- Do this
Using the records that follow, copy every line containing the word "garbage".
Begin Given data
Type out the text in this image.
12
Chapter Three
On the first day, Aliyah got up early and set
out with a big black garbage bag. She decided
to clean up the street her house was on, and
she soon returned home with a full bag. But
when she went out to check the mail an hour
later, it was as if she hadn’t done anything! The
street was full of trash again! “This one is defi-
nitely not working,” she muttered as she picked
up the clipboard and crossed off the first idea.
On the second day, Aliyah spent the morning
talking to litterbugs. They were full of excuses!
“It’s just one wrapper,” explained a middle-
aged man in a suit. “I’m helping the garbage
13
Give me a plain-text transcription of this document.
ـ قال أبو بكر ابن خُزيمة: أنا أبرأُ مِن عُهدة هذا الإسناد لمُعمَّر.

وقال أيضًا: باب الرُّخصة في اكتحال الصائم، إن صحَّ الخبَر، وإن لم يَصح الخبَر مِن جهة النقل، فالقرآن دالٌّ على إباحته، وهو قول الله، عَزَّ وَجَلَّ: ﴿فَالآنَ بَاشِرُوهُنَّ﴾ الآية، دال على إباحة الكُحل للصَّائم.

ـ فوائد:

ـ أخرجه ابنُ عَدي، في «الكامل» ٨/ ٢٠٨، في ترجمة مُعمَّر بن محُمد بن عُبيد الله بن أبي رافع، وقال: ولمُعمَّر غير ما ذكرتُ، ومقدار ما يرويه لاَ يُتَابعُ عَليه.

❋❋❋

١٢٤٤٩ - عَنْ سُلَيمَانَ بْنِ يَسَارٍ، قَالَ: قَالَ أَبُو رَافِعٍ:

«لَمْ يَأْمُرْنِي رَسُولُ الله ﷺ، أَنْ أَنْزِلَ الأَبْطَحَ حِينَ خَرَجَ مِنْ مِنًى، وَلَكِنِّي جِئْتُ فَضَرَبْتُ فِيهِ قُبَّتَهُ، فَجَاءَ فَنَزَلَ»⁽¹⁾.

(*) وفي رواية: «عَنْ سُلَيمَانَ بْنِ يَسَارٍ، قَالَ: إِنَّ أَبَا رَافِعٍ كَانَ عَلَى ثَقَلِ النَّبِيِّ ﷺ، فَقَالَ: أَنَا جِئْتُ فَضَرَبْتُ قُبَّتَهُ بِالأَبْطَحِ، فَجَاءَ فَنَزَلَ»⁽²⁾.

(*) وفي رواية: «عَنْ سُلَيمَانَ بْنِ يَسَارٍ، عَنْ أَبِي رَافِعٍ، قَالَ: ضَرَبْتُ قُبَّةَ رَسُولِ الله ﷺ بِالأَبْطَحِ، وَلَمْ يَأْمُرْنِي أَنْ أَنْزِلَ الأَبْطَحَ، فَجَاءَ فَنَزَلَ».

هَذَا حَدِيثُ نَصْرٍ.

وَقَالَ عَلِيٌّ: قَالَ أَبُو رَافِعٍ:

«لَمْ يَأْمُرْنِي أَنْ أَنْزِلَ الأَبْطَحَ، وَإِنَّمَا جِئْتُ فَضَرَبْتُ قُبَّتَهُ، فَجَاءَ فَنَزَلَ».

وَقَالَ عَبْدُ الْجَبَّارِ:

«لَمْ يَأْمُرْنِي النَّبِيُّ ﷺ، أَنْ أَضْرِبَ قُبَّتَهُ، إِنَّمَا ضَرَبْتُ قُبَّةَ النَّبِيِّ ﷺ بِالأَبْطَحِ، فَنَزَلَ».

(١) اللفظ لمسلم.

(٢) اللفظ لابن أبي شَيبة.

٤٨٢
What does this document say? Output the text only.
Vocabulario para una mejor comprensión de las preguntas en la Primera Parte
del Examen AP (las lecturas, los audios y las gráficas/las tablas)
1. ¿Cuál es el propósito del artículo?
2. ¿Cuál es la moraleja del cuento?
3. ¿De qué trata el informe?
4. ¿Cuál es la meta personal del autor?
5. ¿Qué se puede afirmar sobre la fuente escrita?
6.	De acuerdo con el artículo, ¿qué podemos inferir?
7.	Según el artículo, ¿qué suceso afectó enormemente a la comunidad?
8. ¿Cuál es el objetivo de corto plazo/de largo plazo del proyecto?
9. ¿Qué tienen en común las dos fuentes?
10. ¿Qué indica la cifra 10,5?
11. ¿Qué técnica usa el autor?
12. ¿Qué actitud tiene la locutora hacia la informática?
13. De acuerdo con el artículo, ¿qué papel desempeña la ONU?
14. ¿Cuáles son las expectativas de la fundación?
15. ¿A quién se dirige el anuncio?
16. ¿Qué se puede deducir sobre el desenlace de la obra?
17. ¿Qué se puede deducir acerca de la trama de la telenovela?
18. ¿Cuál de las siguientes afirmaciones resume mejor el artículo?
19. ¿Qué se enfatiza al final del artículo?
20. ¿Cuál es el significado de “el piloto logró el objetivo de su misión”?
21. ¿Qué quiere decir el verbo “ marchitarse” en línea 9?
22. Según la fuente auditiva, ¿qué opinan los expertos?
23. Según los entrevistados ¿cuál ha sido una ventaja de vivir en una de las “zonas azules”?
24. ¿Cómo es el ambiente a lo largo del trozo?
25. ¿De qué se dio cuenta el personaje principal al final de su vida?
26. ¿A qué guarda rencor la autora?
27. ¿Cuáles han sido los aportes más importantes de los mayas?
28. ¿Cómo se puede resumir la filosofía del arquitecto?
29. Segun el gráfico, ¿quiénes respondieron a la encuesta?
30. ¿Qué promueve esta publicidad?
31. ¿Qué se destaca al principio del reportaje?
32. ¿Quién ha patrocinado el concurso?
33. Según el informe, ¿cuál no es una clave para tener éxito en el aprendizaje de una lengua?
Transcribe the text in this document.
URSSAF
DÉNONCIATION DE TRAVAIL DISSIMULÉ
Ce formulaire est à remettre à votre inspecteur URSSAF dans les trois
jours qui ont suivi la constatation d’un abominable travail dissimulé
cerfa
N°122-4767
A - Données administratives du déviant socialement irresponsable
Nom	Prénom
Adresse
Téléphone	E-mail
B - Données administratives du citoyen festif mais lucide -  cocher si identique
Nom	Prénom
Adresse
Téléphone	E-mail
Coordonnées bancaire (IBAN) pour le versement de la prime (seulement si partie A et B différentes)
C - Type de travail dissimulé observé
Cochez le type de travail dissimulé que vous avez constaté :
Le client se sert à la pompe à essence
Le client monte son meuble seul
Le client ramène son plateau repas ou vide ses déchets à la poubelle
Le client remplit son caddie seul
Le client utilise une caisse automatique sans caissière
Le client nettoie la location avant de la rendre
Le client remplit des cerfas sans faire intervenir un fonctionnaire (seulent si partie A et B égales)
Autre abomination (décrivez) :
End Given data
- Answer for this exercise
out with a big black garbage bag. She decided
aged man in a suit. “I’m helping the garbage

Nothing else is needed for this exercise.